::: SUPPLIED RECORDS :::
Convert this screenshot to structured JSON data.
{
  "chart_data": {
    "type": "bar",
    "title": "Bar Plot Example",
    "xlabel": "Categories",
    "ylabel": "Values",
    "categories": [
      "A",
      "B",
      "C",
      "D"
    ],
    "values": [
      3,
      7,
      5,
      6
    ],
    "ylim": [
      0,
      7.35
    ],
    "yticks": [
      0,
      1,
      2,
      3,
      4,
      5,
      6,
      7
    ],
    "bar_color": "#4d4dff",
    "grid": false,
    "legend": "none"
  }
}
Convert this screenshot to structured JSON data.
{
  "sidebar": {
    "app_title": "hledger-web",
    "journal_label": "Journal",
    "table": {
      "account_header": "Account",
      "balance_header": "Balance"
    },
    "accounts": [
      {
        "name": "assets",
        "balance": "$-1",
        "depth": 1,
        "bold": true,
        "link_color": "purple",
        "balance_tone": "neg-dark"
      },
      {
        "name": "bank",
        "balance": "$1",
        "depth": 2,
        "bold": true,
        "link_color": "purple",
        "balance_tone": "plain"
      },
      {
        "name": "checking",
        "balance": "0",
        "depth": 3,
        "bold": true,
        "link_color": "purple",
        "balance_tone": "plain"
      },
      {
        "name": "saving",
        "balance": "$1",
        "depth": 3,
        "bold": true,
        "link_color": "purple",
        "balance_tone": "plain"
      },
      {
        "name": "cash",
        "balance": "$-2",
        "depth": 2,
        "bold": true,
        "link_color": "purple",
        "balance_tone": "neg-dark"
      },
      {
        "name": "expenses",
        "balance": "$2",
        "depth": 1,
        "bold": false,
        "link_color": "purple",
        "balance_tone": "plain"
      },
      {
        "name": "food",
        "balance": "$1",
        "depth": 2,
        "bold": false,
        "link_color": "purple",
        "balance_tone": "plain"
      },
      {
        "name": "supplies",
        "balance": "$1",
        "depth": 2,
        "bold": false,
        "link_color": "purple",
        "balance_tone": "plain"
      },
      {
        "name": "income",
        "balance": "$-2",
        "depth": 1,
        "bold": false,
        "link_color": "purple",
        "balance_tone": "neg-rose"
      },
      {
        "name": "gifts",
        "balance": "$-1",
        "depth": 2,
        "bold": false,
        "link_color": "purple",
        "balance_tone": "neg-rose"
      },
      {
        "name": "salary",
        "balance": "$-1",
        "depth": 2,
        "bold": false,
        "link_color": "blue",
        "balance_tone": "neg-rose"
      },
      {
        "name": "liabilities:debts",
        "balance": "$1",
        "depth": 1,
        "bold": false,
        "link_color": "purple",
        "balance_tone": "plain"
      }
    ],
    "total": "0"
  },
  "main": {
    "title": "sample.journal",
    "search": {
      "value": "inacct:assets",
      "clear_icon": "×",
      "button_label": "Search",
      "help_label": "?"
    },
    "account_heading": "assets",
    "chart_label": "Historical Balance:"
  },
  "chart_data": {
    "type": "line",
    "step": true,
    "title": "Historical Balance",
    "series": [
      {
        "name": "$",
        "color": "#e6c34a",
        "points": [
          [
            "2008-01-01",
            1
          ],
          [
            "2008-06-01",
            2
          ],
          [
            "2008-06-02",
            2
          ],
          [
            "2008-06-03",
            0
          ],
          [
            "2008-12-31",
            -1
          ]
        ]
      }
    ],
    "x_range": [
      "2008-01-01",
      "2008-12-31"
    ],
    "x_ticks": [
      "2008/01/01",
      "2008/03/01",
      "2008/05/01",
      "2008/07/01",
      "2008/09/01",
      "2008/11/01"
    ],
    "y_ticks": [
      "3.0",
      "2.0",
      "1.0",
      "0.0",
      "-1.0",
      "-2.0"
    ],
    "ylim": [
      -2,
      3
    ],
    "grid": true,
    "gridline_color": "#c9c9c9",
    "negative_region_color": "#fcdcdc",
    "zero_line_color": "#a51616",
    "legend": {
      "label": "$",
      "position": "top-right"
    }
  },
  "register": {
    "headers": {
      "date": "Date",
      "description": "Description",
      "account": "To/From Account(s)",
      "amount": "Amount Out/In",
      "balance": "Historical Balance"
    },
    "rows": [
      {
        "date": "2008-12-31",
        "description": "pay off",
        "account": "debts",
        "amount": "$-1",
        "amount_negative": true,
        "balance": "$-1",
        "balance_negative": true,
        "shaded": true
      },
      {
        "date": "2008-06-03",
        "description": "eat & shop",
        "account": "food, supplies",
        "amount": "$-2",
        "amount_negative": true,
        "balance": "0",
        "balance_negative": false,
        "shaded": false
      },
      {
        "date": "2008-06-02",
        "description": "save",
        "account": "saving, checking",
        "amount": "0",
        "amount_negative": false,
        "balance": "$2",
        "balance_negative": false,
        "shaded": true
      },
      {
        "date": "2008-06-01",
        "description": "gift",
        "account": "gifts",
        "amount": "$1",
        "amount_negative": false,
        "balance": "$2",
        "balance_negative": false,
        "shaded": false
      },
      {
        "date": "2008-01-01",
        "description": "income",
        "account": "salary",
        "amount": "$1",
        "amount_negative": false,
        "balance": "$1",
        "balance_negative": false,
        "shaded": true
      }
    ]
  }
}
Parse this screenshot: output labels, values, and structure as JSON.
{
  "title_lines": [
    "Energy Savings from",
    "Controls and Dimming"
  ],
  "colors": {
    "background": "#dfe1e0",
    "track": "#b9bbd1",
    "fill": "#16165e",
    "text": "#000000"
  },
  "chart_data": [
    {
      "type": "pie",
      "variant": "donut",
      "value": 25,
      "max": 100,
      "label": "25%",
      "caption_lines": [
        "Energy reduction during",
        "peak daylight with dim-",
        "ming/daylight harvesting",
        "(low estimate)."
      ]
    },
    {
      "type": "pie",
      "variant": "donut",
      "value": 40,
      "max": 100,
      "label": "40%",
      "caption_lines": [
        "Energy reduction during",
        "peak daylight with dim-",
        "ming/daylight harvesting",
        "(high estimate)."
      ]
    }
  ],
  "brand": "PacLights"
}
:::
* _YOUR INSTRUCTIONS_:
Return the material exactly as it stands.

* _RESULT OF THIS TASK_:
Convert this screenshot to structured JSON data.
{
  "chart_data": {
    "type": "bar",
    "title": "Bar Plot Example",
    "xlabel": "Categories",
    "ylabel": "Values",
    "categories": [
      "A",
      "B",
      "C",
      "D"
    ],
    "values": [
      3,
      7,
      5,
      6
    ],
    "ylim": [
      0,
      7.35
    ],
    "yticks": [
      0,
      1,
      2,
      3,
      4,
      5,
      6,
      7
    ],
    "bar_color": "#4d4dff",
    "grid": false,
    "legend": "none"
  }
}
Convert this screenshot to structured JSON data.
{
  "sidebar": {
    "app_title": "hledger-web",
    "journal_label": "Journal",
    "table": {
      "account_header": "Account",
      "balance_header": "Balance"
    },
    "accounts": [
      {
        "name": "assets",
        "balance": "$-1",
        "depth": 1,
        "bold": true,
        "link_color": "purple",
        "balance_tone": "neg-dark"
      },
      {
        "name": "bank",
        "balance": "$1",
        "depth": 2,
        "bold": true,
        "link_color": "purple",
        "balance_tone": "plain"
      },
      {
        "name": "checking",
        "balance": "0",
        "depth": 3,
        "bold": true,
        "link_color": "purple",
        "balance_tone": "plain"
      },
      {
        "name": "saving",
        "balance": "$1",
        "depth": 3,
        "bold": true,
        "link_color": "purple",
        "balance_tone": "plain"
      },
      {
        "name": "cash",
        "balance": "$-2",
        "depth": 2,
        "bold": true,
        "link_color": "purple",
        "balance_tone": "neg-dark"
      },
      {
        "name": "expenses",
        "balance": "$2",
        "depth": 1,
        "bold": false,
        "link_color": "purple",
        "balance_tone": "plain"
      },
      {
        "name": "food",
        "balance": "$1",
        "depth": 2,
        "bold": false,
        "link_color": "purple",
        "balance_tone": "plain"
      },
      {
        "name": "supplies",
        "balance": "$1",
        "depth": 2,
        "bold": false,
        "link_color": "purple",
        "balance_tone": "plain"
      },
      {
        "name": "income",
        "balance": "$-2",
        "depth": 1,
        "bold": false,
        "link_color": "purple",
        "balance_tone": "neg-rose"
      },
      {
        "name": "gifts",
        "balance": "$-1",
        "depth": 2,
        "bold": false,
        "link_color": "purple",
        "balance_tone": "neg-rose"
      },
      {
        "name": "salary",
        "balance": "$-1",
        "depth": 2,
        "bold": false,
        "link_color": "blue",
        "balance_tone": "neg-rose"
      },
      {
        "name": "liabilities:debts",
        "balance": "$1",
        "depth": 1,
        "bold": false,
        "link_color": "purple",
        "balance_tone": "plain"
      }
    ],
    "total": "0"
  },
  "main": {
    "title": "sample.journal",
    "search": {
      "value": "inacct:assets",
      "clear_icon": "×",
      "button_label": "Search",
      "help_label": "?"
    },
    "account_heading": "assets",
    "chart_label": "Historical Balance:"
  },
  "chart_data": {
    "type": "line",
    "step": true,
    "title": "Historical Balance",
    "series": [
      {
        "name": "$",
        "color": "#e6c34a",
        "points": [
          [
            "2008-01-01",
            1
          ],
          [
            "2008-06-01",
            2
          ],
          [
            "2008-06-02",
            2
          ],
          [
            "2008-06-03",
            0
          ],
          [
            "2008-12-31",
            -1
          ]
        ]
      }
    ],
    "x_range": [
      "2008-01-01",
      "2008-12-31"
    ],
    "x_ticks": [
      "2008/01/01",
      "2008/03/01",
      "2008/05/01",
      "2008/07/01",
      "2008/09/01",
      "2008/11/01"
    ],
    "y_ticks": [
      "3.0",
      "2.0",
      "1.0",
      "0.0",
      "-1.0",
      "-2.0"
    ],
    "ylim": [
      -2,
      3
    ],
    "grid": true,
    "gridline_color": "#c9c9c9",
    "negative_region_color": "#fcdcdc",
    "zero_line_color": "#a51616",
    "legend": {
      "label": "$",
      "position": "top-right"
    }
  },
  "register": {
    "headers": {
      "date": "Date",
      "description": "Description",
      "account": "To/From Account(s)",
      "amount": "Amount Out/In",
      "balance": "Historical Balance"
    },
    "rows": [
      {
        "date": "2008-12-31",
        "description": "pay off",
        "account": "debts",
        "amount": "$-1",
        "amount_negative": true,
        "balance": "$-1",
        "balance_negative": true,
        "shaded": true
      },
      {
        "date": "2008-06-03",
        "description": "eat & shop",
        "account": "food, supplies",
        "amount": "$-2",
        "amount_negative": true,
        "balance": "0",
        "balance_negative": false,
        "shaded": false
      },
      {
        "date": "2008-06-02",
        "description": "save",
        "account": "saving, checking",
        "amount": "0",
        "amount_negative": false,
        "balance": "$2",
        "balance_negative": false,
        "shaded": true
      },
      {
        "date": "2008-06-01",
        "description": "gift",
        "account": "gifts",
        "amount": "$1",
        "amount_negative": false,
        "balance": "$2",
        "balance_negative": false,
        "shaded": false
      },
      {
        "date": "2008-01-01",
        "description": "income",
        "account": "salary",
        "amount": "$1",
        "amount_negative": false,
        "balance": "$1",
        "balance_negative": false,
        "shaded": true
      }
    ]
  }
}
Parse this screenshot: output labels, values, and structure as JSON.
{
  "title_lines": [
    "Energy Savings from",
    "Controls and Dimming"
  ],
  "colors": {
    "background": "#dfe1e0",
    "track": "#b9bbd1",
    "fill": "#16165e",
    "text": "#000000"
  },
  "chart_data": [
    {
      "type": "pie",
      "variant": "donut",
      "value": 25,
      "max": 100,
      "label": "25%",
      "caption_lines": [
        "Energy reduction during",
        "peak daylight with dim-",
        "ming/daylight harvesting",
        "(low estimate)."
      ]
    },
    {
      "type": "pie",
      "variant": "donut",
      "value": 40,
      "max": 100,
      "label": "40%",
      "caption_lines": [
        "Energy reduction during",
        "peak daylight with dim-",
        "ming/daylight harvesting",
        "(high estimate)."
      ]
    }
  ],
  "brand": "PacLights"
}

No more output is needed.